[BEGIN]

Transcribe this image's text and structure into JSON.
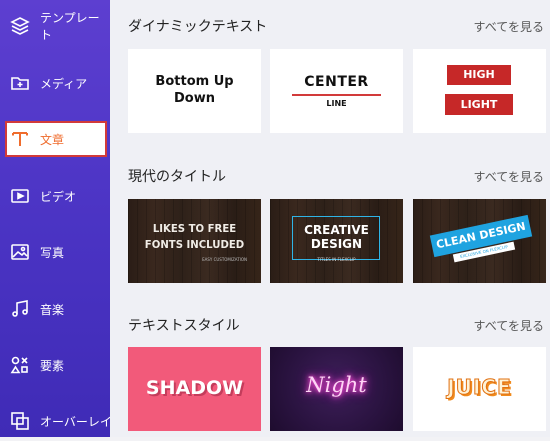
{
  "sidebar": {
    "items": [
      {
        "label": "テンプレート",
        "icon": "layers-icon"
      },
      {
        "label": "メディア",
        "icon": "folder-plus-icon"
      },
      {
        "label": "文章",
        "icon": "text-icon"
      },
      {
        "label": "ビデオ",
        "icon": "video-icon"
      },
      {
        "label": "写真",
        "icon": "image-icon"
      },
      {
        "label": "音楽",
        "icon": "music-icon"
      },
      {
        "label": "要素",
        "icon": "elements-icon"
      },
      {
        "label": "オーバーレイ",
        "icon": "overlay-icon"
      }
    ],
    "active_color": "#ef6c2d"
  },
  "sections": [
    {
      "title": "ダイナミックテキスト",
      "see_all": "すべてを見る",
      "cards": [
        {
          "text": [
            "Bottom Up",
            "Down"
          ]
        },
        {
          "text": [
            "CENTER",
            "LINE"
          ]
        },
        {
          "text": [
            "HIGH",
            "LIGHT"
          ]
        }
      ]
    },
    {
      "title": "現代のタイトル",
      "see_all": "すべてを見る",
      "cards": [
        {
          "text": [
            "LIKES TO FREE",
            "FONTS INCLUDED",
            "EASY CUSTOMIZATION"
          ]
        },
        {
          "text": [
            "CREATIVE",
            "DESIGN",
            "TITLES IN FLEXCLIP"
          ]
        },
        {
          "text": [
            "CLEAN DESIGN",
            "EXCLUSIVE ON FLEXCLIP"
          ]
        }
      ]
    },
    {
      "title": "テキストスタイル",
      "see_all": "すべてを見る",
      "cards": [
        {
          "text": [
            "SHADOW"
          ]
        },
        {
          "text": [
            "Night"
          ]
        },
        {
          "text": [
            "JUICE"
          ]
        }
      ]
    }
  ],
  "colors": {
    "sidebar_bg": "#4b34c4",
    "highlight_red": "#c62828",
    "clean_design_blue": "#1fa3e0",
    "shadow_pink": "#f25a7a",
    "night_bg": "#2a1340",
    "night_pink": "#ff4fd8",
    "juice_orange": "#f08a1c"
  }
}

[END]

* THE PROBLEM *
Identify the lines that hold the word "label". Copy every one of them.

* ANSWER TO THE PROBLEM *
        "label": "テンプレート",
        "label": "メディア",
        "label": "文章",
        "label": "ビデオ",
        "label": "写真",
        "label": "音楽",
        "label": "要素",
        "label": "オーバーレイ",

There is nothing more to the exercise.